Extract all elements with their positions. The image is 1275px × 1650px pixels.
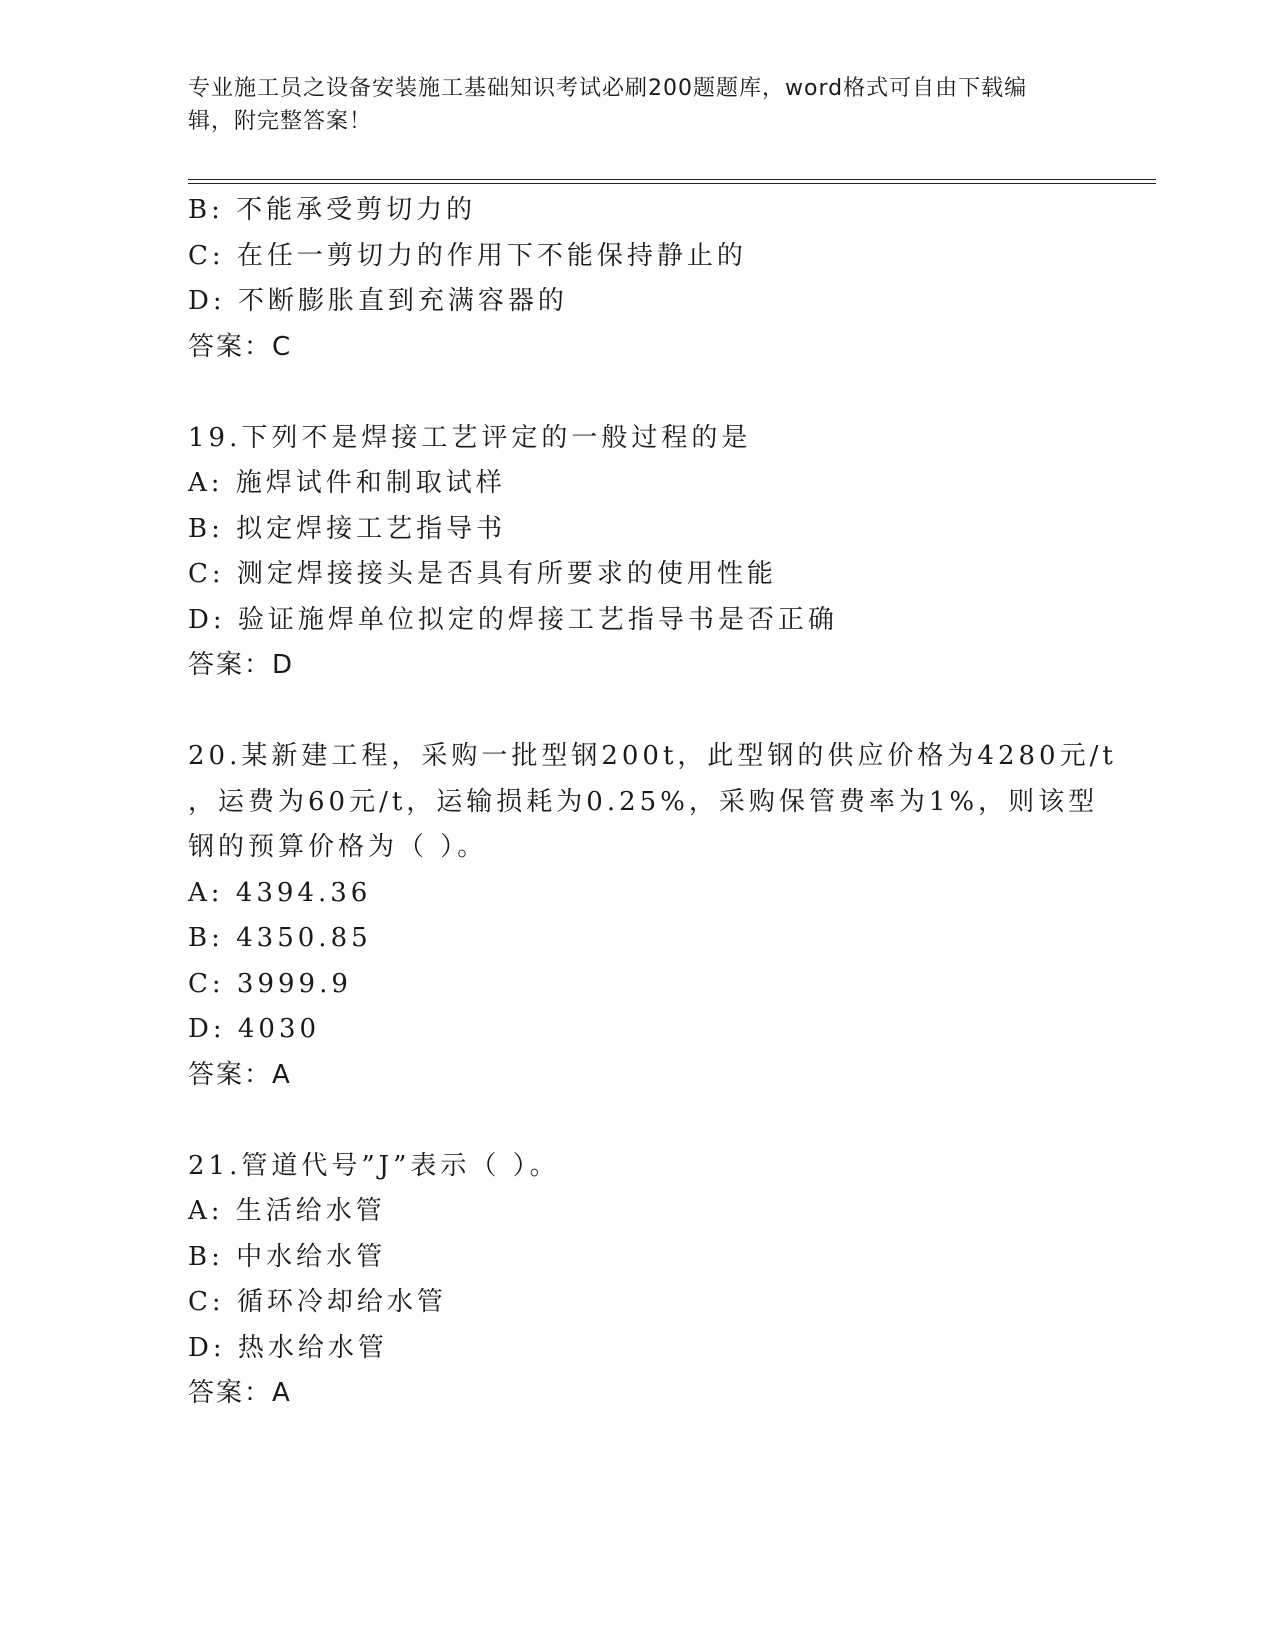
option-a: A: 生活给水管 — [188, 1196, 386, 1226]
option-d: D: 不断膨胀直到充满容器的 — [188, 286, 568, 316]
answer: 答案：A — [188, 1059, 292, 1090]
option-c: C: 3999.9 — [188, 968, 352, 999]
question-continued — [188, 188, 1068, 370]
spacer — [188, 689, 1068, 735]
option-b: B: 4350.85 — [188, 923, 372, 953]
question-list — [188, 188, 1117, 1417]
question-20 — [188, 734, 1117, 1098]
answer: 答案：D — [188, 650, 295, 680]
question-stem-line: ，运费为60元/t，运输损耗为0.25%，采购保管费率为1%，则该型 — [188, 786, 1099, 817]
header-rule — [188, 179, 1156, 180]
option-c: C: 循环冷却给水管 — [188, 1287, 447, 1317]
question-21 — [188, 1144, 1068, 1417]
question-19 — [188, 416, 1068, 689]
option-d: D: 4030 — [188, 1014, 321, 1044]
question-stem: 21.管道代号”J”表示（ ）。 — [188, 1150, 560, 1181]
option-c: C: 测定焊接接头是否具有所要求的使用性能 — [188, 559, 777, 589]
spacer — [188, 1098, 1068, 1144]
answer: 答案：C — [188, 331, 293, 362]
question-stem: 19.下列不是焊接工艺评定的一般过程的是 — [188, 422, 752, 453]
option-b: B: 拟定焊接工艺指导书 — [188, 513, 507, 544]
option-d: D: 热水给水管 — [188, 1332, 388, 1363]
document-header: 专业施工员之设备安装施工基础知识考试必刷200题题库，word格式可自由下载编辑，附完整答案！ — [188, 76, 1028, 134]
option-b: B: 不能承受剪切力的 — [188, 195, 477, 225]
option-c: C: 在任一剪切力的作用下不能保持静止的 — [188, 240, 747, 271]
spacer — [188, 370, 1068, 416]
answer: 答案：A — [188, 1378, 292, 1408]
option-a: A: 施焊试件和制取试样 — [188, 468, 506, 498]
question-stem-line: 20.某新建工程，采购一批型钢200t，此型钢的供应价格为4280元/t — [188, 741, 1117, 771]
option-d: D: 验证施焊单位拟定的焊接工艺指导书是否正确 — [188, 604, 838, 635]
option-b: B: 中水给水管 — [188, 1241, 387, 1272]
header-rule — [188, 183, 1156, 184]
question-stem-line: 钢的预算价格为（ ）。 — [188, 832, 488, 862]
option-a: A: 4394.36 — [188, 877, 372, 908]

★ ★ ★

#### Aim:
Copy out every line above in full, with no changes. Leave the pictures out of your copy.

#### Reply:
Extract all elements with their positions. The image is 1275px × 1650px pixels.
option-a: A: 生活给水管 — [188, 1196, 386, 1226]
option-d: D: 不断膨胀直到充满容器的 — [188, 286, 568, 316]
answer: 答案：A — [188, 1059, 292, 1090]
option-c: C: 3999.9 — [188, 968, 352, 999]
question-continued — [188, 188, 1068, 370]
spacer — [188, 689, 1068, 735]
option-b: B: 4350.85 — [188, 923, 372, 953]
question-list — [188, 188, 1117, 1417]
question-20 — [188, 734, 1117, 1098]
answer: 答案：D — [188, 650, 295, 680]
question-stem-line: ，运费为60元/t，运输损耗为0.25%，采购保管费率为1%，则该型 — [188, 786, 1099, 817]
header-rule — [188, 179, 1156, 180]
option-c: C: 循环冷却给水管 — [188, 1287, 447, 1317]
question-21 — [188, 1144, 1068, 1417]
question-19 — [188, 416, 1068, 689]
option-d: D: 4030 — [188, 1014, 321, 1044]
question-stem: 21.管道代号”J”表示（ ）。 — [188, 1150, 560, 1181]
option-c: C: 测定焊接接头是否具有所要求的使用性能 — [188, 559, 777, 589]
spacer — [188, 1098, 1068, 1144]
answer: 答案：C — [188, 331, 293, 362]
question-stem: 19.下列不是焊接工艺评定的一般过程的是 — [188, 422, 752, 453]
option-b: B: 拟定焊接工艺指导书 — [188, 513, 507, 544]
option-d: D: 热水给水管 — [188, 1332, 388, 1363]
document-header: 专业施工员之设备安装施工基础知识考试必刷200题题库，word格式可自由下载编辑，附完整答案！ — [188, 76, 1028, 134]
option-b: B: 不能承受剪切力的 — [188, 195, 477, 225]
option-c: C: 在任一剪切力的作用下不能保持静止的 — [188, 240, 747, 271]
spacer — [188, 370, 1068, 416]
answer: 答案：A — [188, 1378, 292, 1408]
option-a: A: 施焊试件和制取试样 — [188, 468, 506, 498]
question-stem-line: 20.某新建工程，采购一批型钢200t，此型钢的供应价格为4280元/t — [188, 741, 1117, 771]
option-d: D: 验证施焊单位拟定的焊接工艺指导书是否正确 — [188, 604, 838, 635]
option-b: B: 中水给水管 — [188, 1241, 387, 1272]
header-rule — [188, 183, 1156, 184]
question-stem-line: 钢的预算价格为（ ）。 — [188, 832, 488, 862]
option-a: A: 4394.36 — [188, 877, 372, 908]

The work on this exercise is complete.